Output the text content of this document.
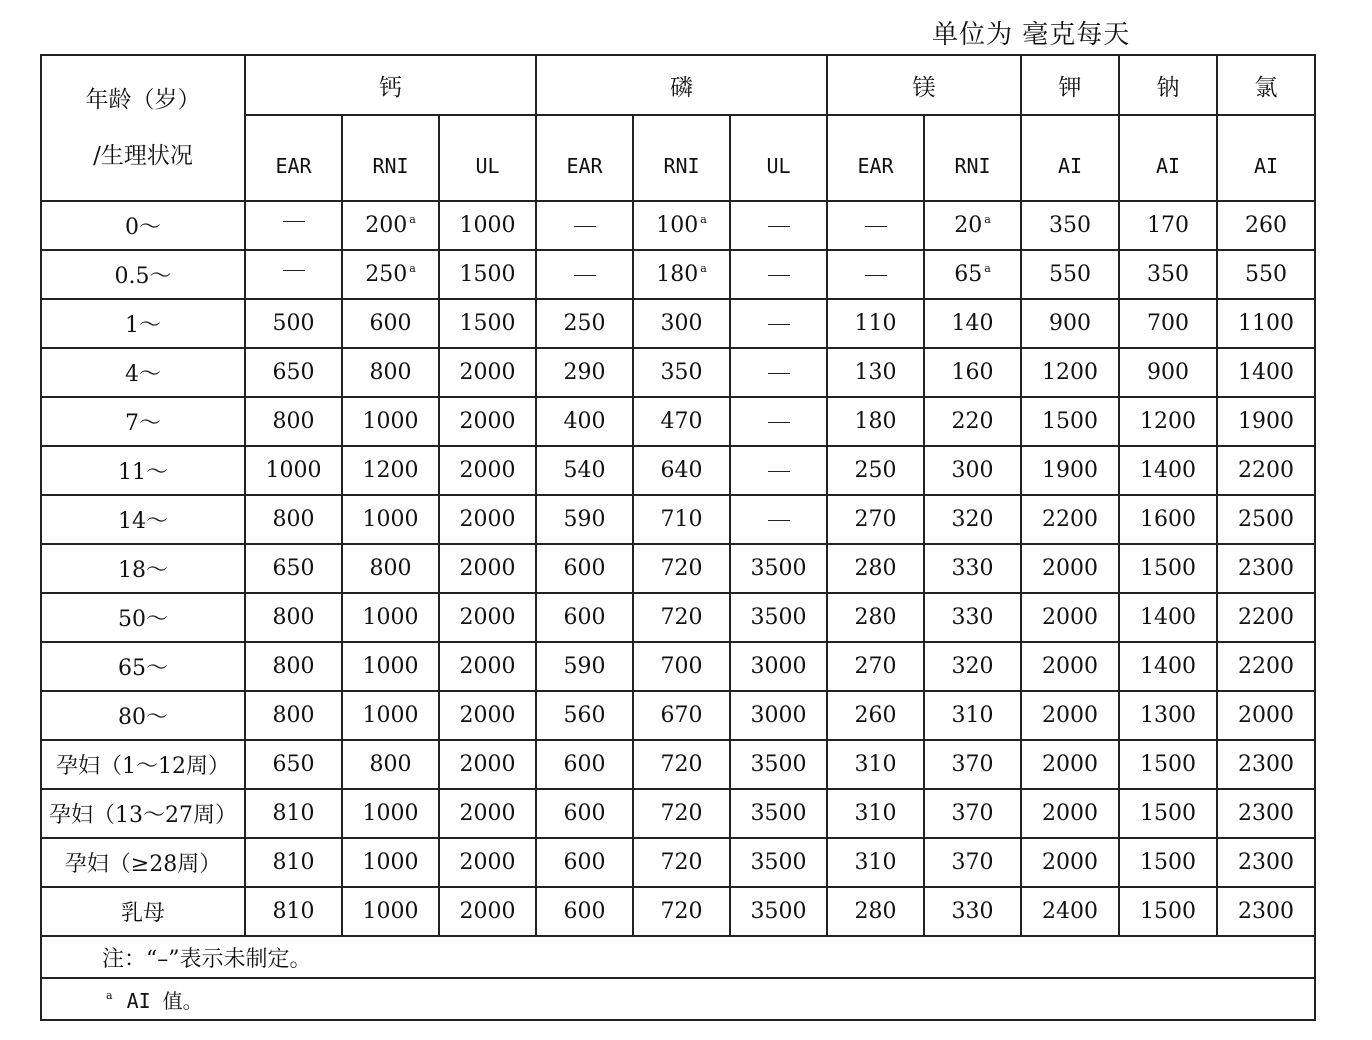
单位为 毫克每天
年龄（岁）
/生理状况	钙			磷			镁		钾	钠	氯
	EAR	RNI	UL	EAR	RNI	UL	EAR	RNI	AI	AI	AI
0～		200 $^a$	1000		100 $^a$			20 $^a$	350	170	260
0.5～		250 $^a$	1500		180 $^a$			65 $^a$	550	350	550
1～	500	600	1500	250	300		110	140	900	700	1100
4～	650	800	2000	290	350		130	160	1200	900	1400
7～	800	1000	2000	400	470		180	220	1500	1200	1900
11～	1000	1200	2000	540	640		250	300	1900	1400	2200
14～	800	1000	2000	590	710		270	320	2200	1600	2500
18～	650	800	2000	600	720	3500	280	330	2000	1500	2300
50～	800	1000	2000	600	720	3500	280	330	2000	1400	2200
65～	800	1000	2000	590	700	3000	270	320	2000	1400	2200
80～	800	1000	2000	560	670	3000	260	310	2000	1300	2000
孕妇（1～12周）	650	800	2000	600	720	3500	310	370	2000	1500	2300
孕妇（13～27周）	810	1000	2000	600	720	3500	310	370	2000	1500	2300
孕妇（≥28周）	810	1000	2000	600	720	3500	310	370	2000	1500	2300
乳母	810	1000	2000	600	720	3500	280	330	2400	1500	2300
注：“–”表示未制定。											
$^a$ AI 值。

> **Task**
Repeat each line of the records above exactly, but do not copy the pictures.

> **Correct result**
Output the text content of this document.
单位为 毫克每天
年龄（岁）
/生理状况	钙			磷			镁		钾	钠	氯
	EAR	RNI	UL	EAR	RNI	UL	EAR	RNI	AI	AI	AI
0～		200 $^a$	1000		100 $^a$			20 $^a$	350	170	260
0.5～		250 $^a$	1500		180 $^a$			65 $^a$	550	350	550
1～	500	600	1500	250	300		110	140	900	700	1100
4～	650	800	2000	290	350		130	160	1200	900	1400
7～	800	1000	2000	400	470		180	220	1500	1200	1900
11～	1000	1200	2000	540	640		250	300	1900	1400	2200
14～	800	1000	2000	590	710		270	320	2200	1600	2500
18～	650	800	2000	600	720	3500	280	330	2000	1500	2300
50～	800	1000	2000	600	720	3500	280	330	2000	1400	2200
65～	800	1000	2000	590	700	3000	270	320	2000	1400	2200
80～	800	1000	2000	560	670	3000	260	310	2000	1300	2000
孕妇（1～12周）	650	800	2000	600	720	3500	310	370	2000	1500	2300
孕妇（13～27周）	810	1000	2000	600	720	3500	310	370	2000	1500	2300
孕妇（≥28周）	810	1000	2000	600	720	3500	310	370	2000	1500	2300
乳母	810	1000	2000	600	720	3500	280	330	2400	1500	2300
注：“–”表示未制定。											
$^a$ AI 值。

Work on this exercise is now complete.